[Aim] Search the material below for the word "this". Copy every line that has it.

* begin Record extracts *

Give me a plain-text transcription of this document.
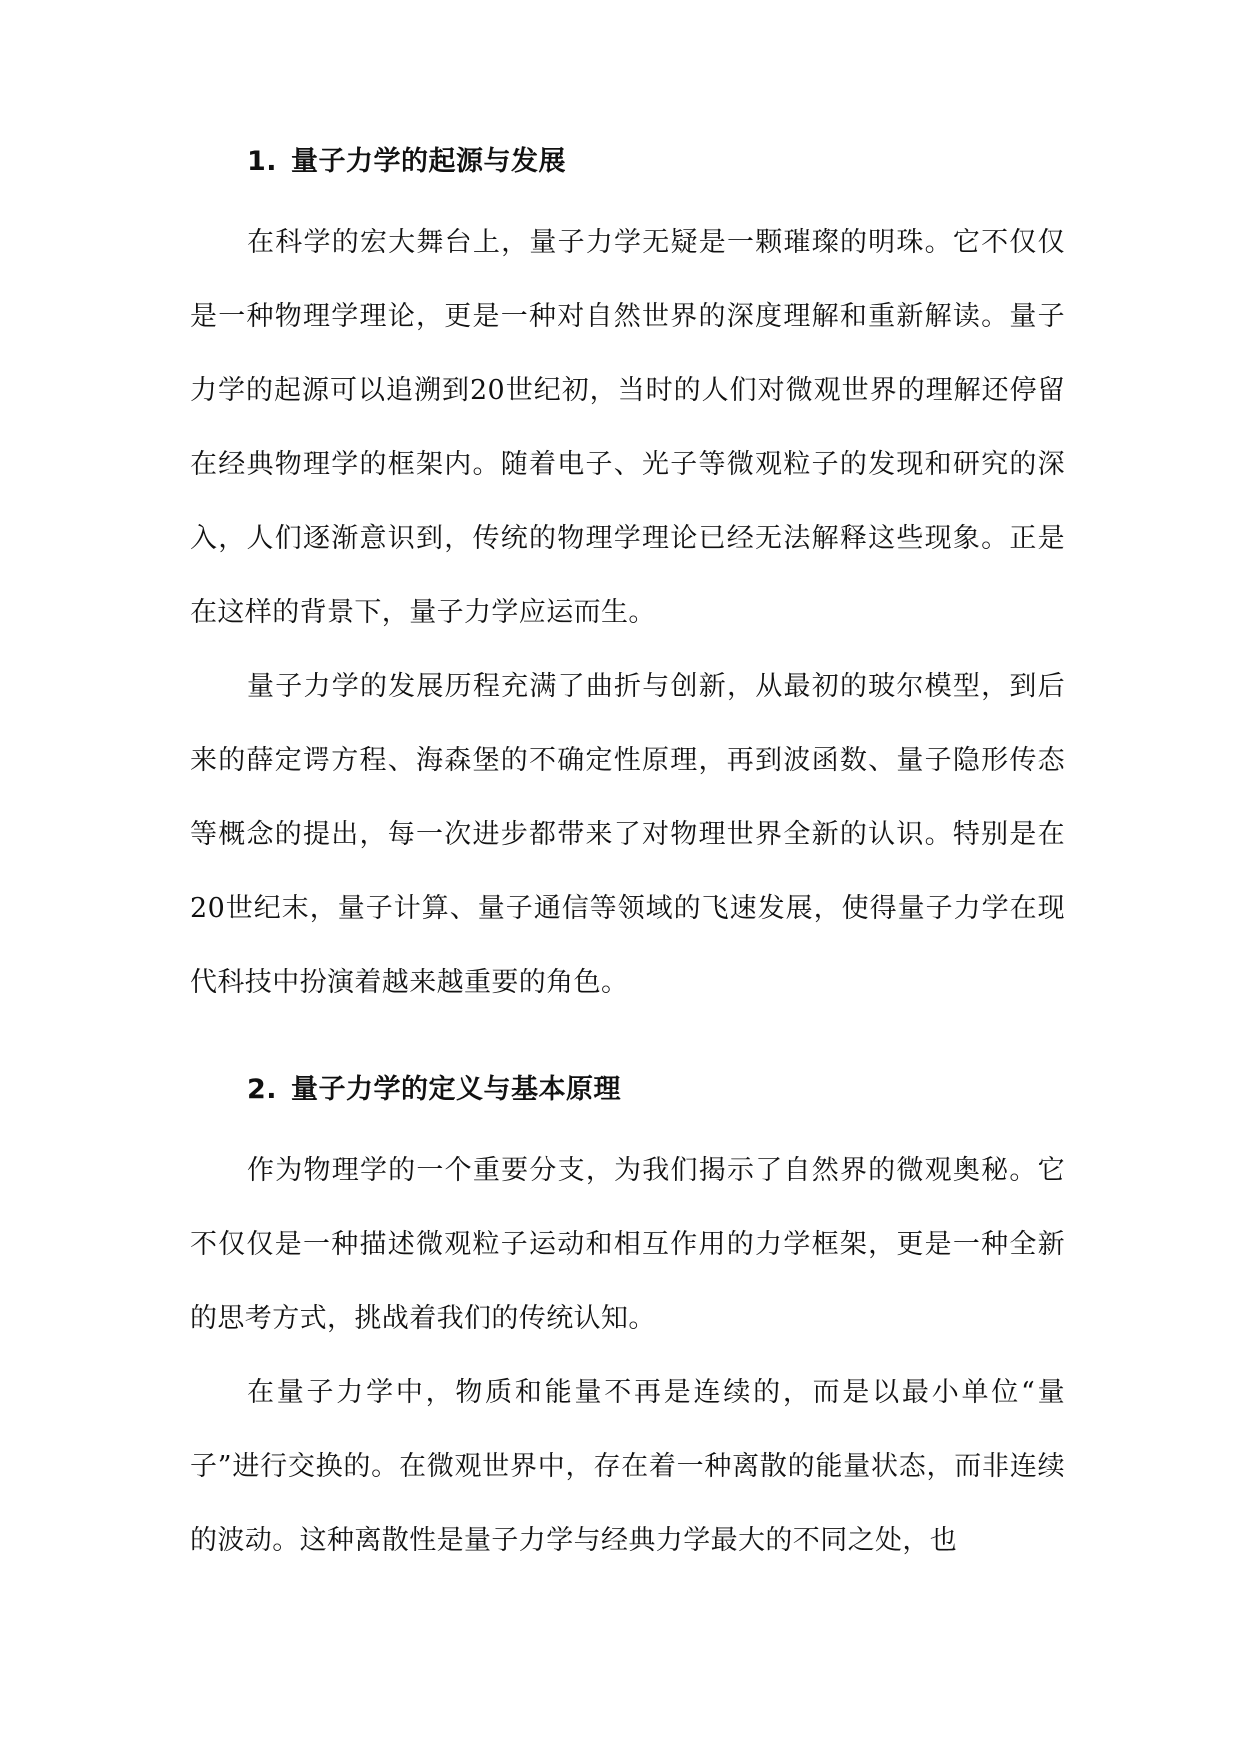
1. 量子力学的起源与发展

在科学的宏大舞台上，量子力学无疑是一颗璀璨的明珠。它不仅仅是一种物理学理论，更是一种对自然世界的深度理解和重新解读。量子力学的起源可以追溯到20世纪初，当时的人们对微观世界的理解还停留在经典物理学的框架内。随着电子、光子等微观粒子的发现和研究的深入，人们逐渐意识到，传统的物理学理论已经无法解释这些现象。正是在这样的背景下，量子力学应运而生。

量子力学的发展历程充满了曲折与创新，从最初的玻尔模型，到后来的薛定谔方程、海森堡的不确定性原理，再到波函数、量子隐形传态等概念的提出，每一次进步都带来了对物理世界全新的认识。特别是在20世纪末，量子计算、量子通信等领域的飞速发展，使得量子力学在现代科技中扮演着越来越重要的角色。

2. 量子力学的定义与基本原理

作为物理学的一个重要分支，为我们揭示了自然界的微观奥秘。它不仅仅是一种描述微观粒子运动和相互作用的力学框架，更是一种全新的思考方式，挑战着我们的传统认知。

在量子力学中，物质和能量不再是连续的，而是以最小单位“量子”进行交换的。在微观世界中，存在着一种离散的能量状态，而非连续的波动。这种离散性是量子力学与经典力学最大的不同之处，也
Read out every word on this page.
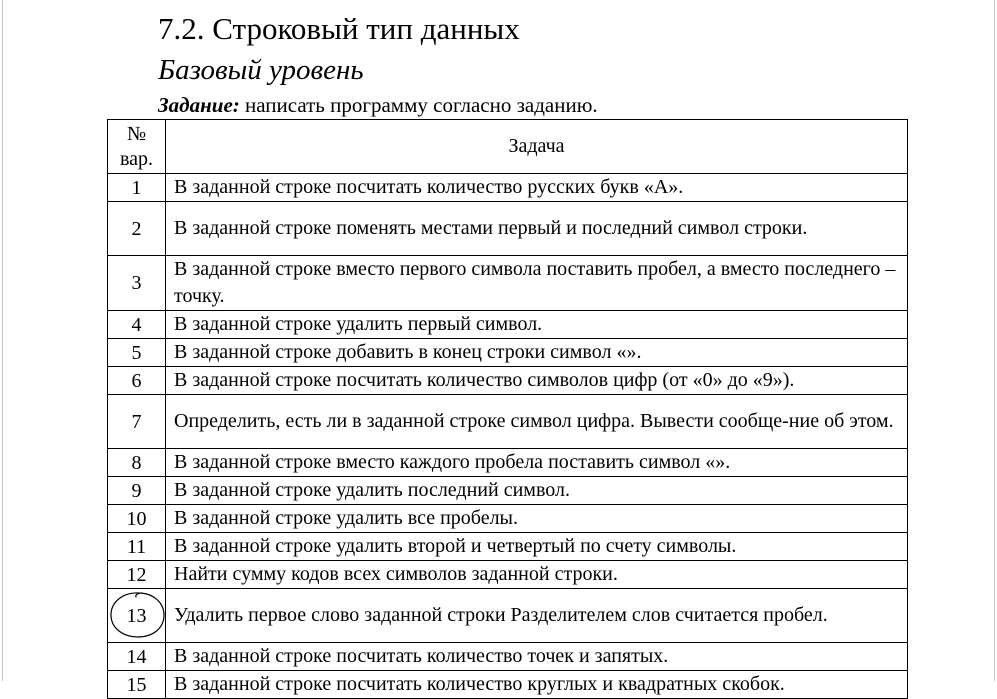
7.2. Строковый тип данных
Базовый уровень
Задание: написать программу согласно заданию.
№
вар.	Задача
1	В заданной строке посчитать количество русских букв «А».
2	В заданной строке поменять местами первый и последний символ строки.
3	В заданной строке вместо первого символа поставить пробел, а вместо последнего – точку.
4	В заданной строке удалить первый символ.
5	В заданной строке добавить в конец строки символ «».
6	В заданной строке посчитать количество символов цифр (от «0» до «9»).
7	Определить, есть ли в заданной строке символ цифра. Вывести сообще-ние об этом.
8	В заданной строке вместо каждого пробела поставить символ «».
9	В заданной строке удалить последний символ.
10	В заданной строке удалить все пробелы.
11	В заданной строке удалить второй и четвертый по счету символы.
12	Найти сумму кодов всех символов заданной строки.
13	Удалить первое слово заданной строки Разделителем слов считается пробел.
14	В заданной строке посчитать количество точек и запятых.
15	В заданной строке посчитать количество круглых и квадратных скобок.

* end Record extracts *

[Full answer]
Give me a plain-text transcription of this document.
Read out every word on this page.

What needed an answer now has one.